■ EXERCISE OBJECTIVE
Each line in the entries below that holds the string "this" is to be listed.
↓
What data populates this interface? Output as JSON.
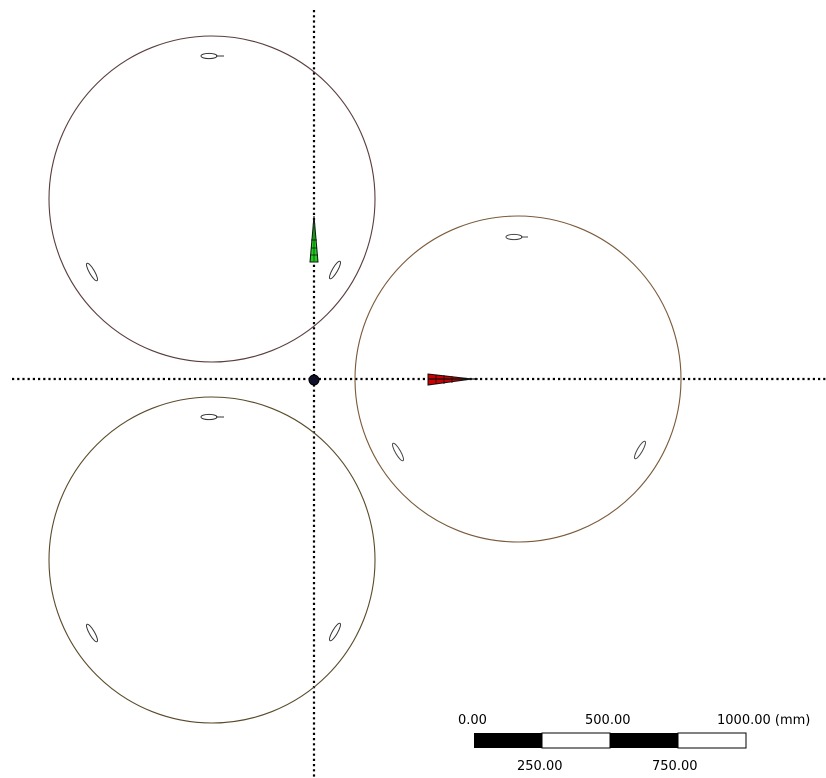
{
  "viewport": {
    "background": "#ffffff",
    "axis_color": "#000000",
    "origin_color": "#000000",
    "axes": {
      "x_axis_color": "#cc0000",
      "y_axis_color": "#22cc22",
      "style": "dotted"
    },
    "rotors": [
      {
        "name": "rotor-top-left",
        "circle_color": "#3c2e2e",
        "blade_color": "#3c3c28",
        "blade_count": 3
      },
      {
        "name": "rotor-right",
        "circle_color": "#6b5030",
        "blade_color": "#4a4a20",
        "blade_count": 3
      },
      {
        "name": "rotor-bottom-left",
        "circle_color": "#4a3a20",
        "blade_color": "#3c3c28",
        "blade_count": 3
      }
    ]
  },
  "scale_bar": {
    "top_labels": [
      "0.00",
      "500.00",
      "1000.00 (mm)"
    ],
    "bottom_labels": [
      "250.00",
      "750.00"
    ],
    "colors": {
      "filled": "#000000",
      "empty": "#ffffff"
    }
  }
}
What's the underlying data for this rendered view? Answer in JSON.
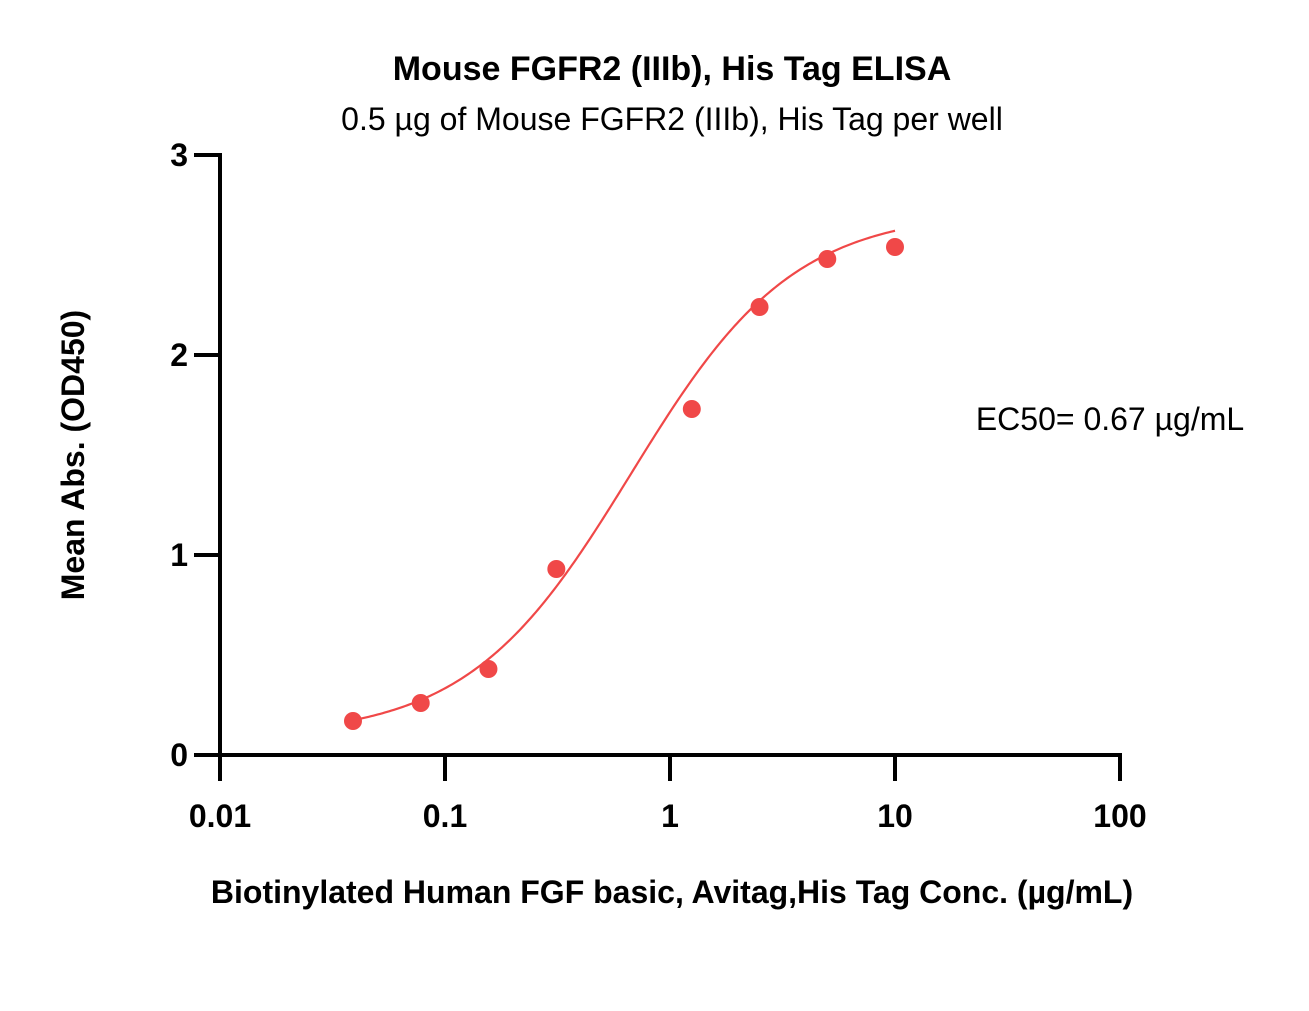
{
  "chart_data": {
    "type": "scatter",
    "title": "Mouse FGFR2 (IIIb), His Tag ELISA",
    "subtitle": "0.5 µg of Mouse FGFR2 (IIIb), His Tag per well",
    "xlabel": "Biotinylated Human FGF basic, Avitag,His Tag Conc. (µg/mL)",
    "ylabel": "Mean Abs. (OD450)",
    "xscale": "log",
    "xlim": [
      0.01,
      100
    ],
    "ylim": [
      0,
      3
    ],
    "x_ticks": [
      0.01,
      0.1,
      1,
      10,
      100
    ],
    "x_tick_labels": [
      "0.01",
      "0.1",
      "1",
      "10",
      "100"
    ],
    "y_ticks": [
      0,
      1,
      2,
      3
    ],
    "y_tick_labels": [
      "0",
      "1",
      "2",
      "3"
    ],
    "grid": false,
    "annotation": "EC50= 0.67 µg/mL",
    "color": "#f04848",
    "series": [
      {
        "x": [
          0.039,
          0.078,
          0.156,
          0.3125,
          1.25,
          2.5,
          5,
          10
        ],
        "y": [
          0.17,
          0.26,
          0.43,
          0.93,
          1.73,
          2.24,
          2.48,
          2.54
        ]
      }
    ],
    "fit_curve": {
      "model": "4PL",
      "bottom": 0.09,
      "top": 2.72,
      "ec50": 0.67,
      "hill": 1.2
    }
  }
}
↑
■ THE RESULT
What data populates this interface? Output as JSON.
What's the underlying data for this rendered view? Answer in JSON.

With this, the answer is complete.